> **Task description**
Read through the data and count the lines that contain the string "entre"; give only the result.
□ □ □ □ □ □ □
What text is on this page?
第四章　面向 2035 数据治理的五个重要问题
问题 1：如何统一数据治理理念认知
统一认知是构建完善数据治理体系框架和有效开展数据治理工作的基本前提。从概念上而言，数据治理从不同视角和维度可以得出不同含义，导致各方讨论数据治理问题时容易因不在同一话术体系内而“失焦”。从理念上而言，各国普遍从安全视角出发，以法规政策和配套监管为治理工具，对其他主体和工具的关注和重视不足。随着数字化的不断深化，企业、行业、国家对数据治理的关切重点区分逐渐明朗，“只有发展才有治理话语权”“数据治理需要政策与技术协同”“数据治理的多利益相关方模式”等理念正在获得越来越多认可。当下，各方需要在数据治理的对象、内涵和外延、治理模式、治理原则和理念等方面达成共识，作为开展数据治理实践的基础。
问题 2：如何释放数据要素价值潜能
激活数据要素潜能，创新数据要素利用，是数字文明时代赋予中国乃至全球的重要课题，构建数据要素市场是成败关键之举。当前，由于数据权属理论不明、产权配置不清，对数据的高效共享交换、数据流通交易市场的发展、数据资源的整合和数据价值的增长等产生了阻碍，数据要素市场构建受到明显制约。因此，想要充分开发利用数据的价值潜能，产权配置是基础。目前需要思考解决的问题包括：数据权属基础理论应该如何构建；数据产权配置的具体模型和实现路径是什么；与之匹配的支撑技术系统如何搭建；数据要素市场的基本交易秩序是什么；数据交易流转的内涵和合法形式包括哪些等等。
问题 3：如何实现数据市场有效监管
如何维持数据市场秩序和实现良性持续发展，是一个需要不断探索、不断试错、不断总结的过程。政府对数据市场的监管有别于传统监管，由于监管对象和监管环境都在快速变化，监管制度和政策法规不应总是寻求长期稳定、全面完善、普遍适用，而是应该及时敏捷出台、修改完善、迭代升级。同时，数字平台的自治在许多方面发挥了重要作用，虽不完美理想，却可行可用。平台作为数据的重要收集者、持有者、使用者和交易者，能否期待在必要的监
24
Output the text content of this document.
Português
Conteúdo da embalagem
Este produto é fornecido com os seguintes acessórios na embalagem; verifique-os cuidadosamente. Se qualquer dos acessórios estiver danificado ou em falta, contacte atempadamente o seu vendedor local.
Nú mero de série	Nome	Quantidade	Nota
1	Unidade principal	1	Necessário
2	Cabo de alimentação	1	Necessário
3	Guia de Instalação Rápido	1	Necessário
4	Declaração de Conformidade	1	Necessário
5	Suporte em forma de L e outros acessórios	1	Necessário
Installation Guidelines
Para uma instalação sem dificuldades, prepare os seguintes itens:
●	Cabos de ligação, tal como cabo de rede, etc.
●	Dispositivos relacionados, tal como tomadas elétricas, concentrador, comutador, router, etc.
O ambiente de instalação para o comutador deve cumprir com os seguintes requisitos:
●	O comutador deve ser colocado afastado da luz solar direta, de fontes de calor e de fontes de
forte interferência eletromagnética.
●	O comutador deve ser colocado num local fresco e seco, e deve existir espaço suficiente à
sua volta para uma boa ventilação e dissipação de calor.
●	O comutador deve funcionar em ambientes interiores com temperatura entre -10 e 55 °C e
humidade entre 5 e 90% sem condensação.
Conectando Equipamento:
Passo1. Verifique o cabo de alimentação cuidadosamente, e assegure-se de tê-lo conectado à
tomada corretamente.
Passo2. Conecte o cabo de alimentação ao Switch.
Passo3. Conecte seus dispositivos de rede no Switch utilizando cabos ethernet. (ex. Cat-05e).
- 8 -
□ □ □ □ □ □ □
> **Answer**
2